Problem statement. Please retype the data in full and exactly; the pictures are not part of the copy.

** start Records for this exercise **

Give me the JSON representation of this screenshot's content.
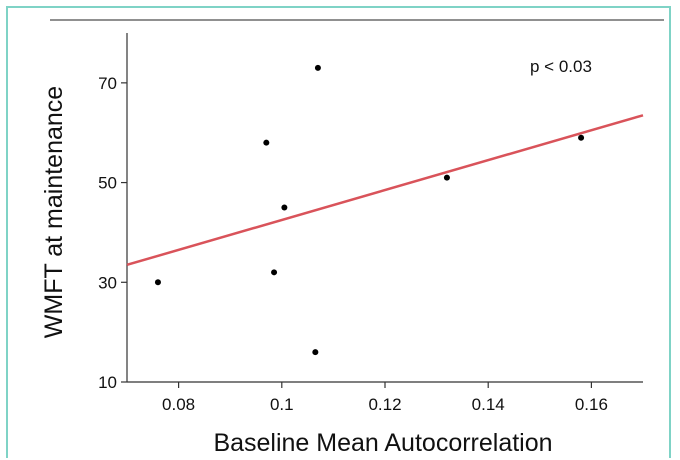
{
  "chart_data": {
    "type": "scatter",
    "xlabel": "Baseline Mean Autocorrelation",
    "ylabel": "WMFT at maintenance",
    "xlim": [
      0.07,
      0.17
    ],
    "ylim": [
      10,
      80
    ],
    "xticks": [
      0.08,
      0.1,
      0.12,
      0.14,
      0.16
    ],
    "xtick_labels": [
      "0.08",
      "0.1",
      "0.12",
      "0.14",
      "0.16"
    ],
    "yticks": [
      10,
      30,
      50,
      70
    ],
    "ytick_labels": [
      "10",
      "30",
      "50",
      "70"
    ],
    "annotation": "p < 0.03",
    "points": [
      {
        "x": 0.076,
        "y": 30
      },
      {
        "x": 0.097,
        "y": 58
      },
      {
        "x": 0.0985,
        "y": 32
      },
      {
        "x": 0.1005,
        "y": 45
      },
      {
        "x": 0.1065,
        "y": 16
      },
      {
        "x": 0.107,
        "y": 73
      },
      {
        "x": 0.132,
        "y": 51
      },
      {
        "x": 0.158,
        "y": 59
      }
    ],
    "trendline": {
      "x": [
        0.07,
        0.17
      ],
      "y": [
        33.5,
        63.5
      ],
      "color": "#d9535a"
    },
    "point_color": "#000000",
    "grid": false
  }
}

** end Records for this exercise **

Exercise answer.
Give me the JSON representation of this screenshot's content.
{
  "chart_data": {
    "type": "scatter",
    "xlabel": "Baseline Mean Autocorrelation",
    "ylabel": "WMFT at maintenance",
    "xlim": [
      0.07,
      0.17
    ],
    "ylim": [
      10,
      80
    ],
    "xticks": [
      0.08,
      0.1,
      0.12,
      0.14,
      0.16
    ],
    "xtick_labels": [
      "0.08",
      "0.1",
      "0.12",
      "0.14",
      "0.16"
    ],
    "yticks": [
      10,
      30,
      50,
      70
    ],
    "ytick_labels": [
      "10",
      "30",
      "50",
      "70"
    ],
    "annotation": "p < 0.03",
    "points": [
      {
        "x": 0.076,
        "y": 30
      },
      {
        "x": 0.097,
        "y": 58
      },
      {
        "x": 0.0985,
        "y": 32
      },
      {
        "x": 0.1005,
        "y": 45
      },
      {
        "x": 0.1065,
        "y": 16
      },
      {
        "x": 0.107,
        "y": 73
      },
      {
        "x": 0.132,
        "y": 51
      },
      {
        "x": 0.158,
        "y": 59
      }
    ],
    "trendline": {
      "x": [
        0.07,
        0.17
      ],
      "y": [
        33.5,
        63.5
      ],
      "color": "#d9535a"
    },
    "point_color": "#000000",
    "grid": false
  }
}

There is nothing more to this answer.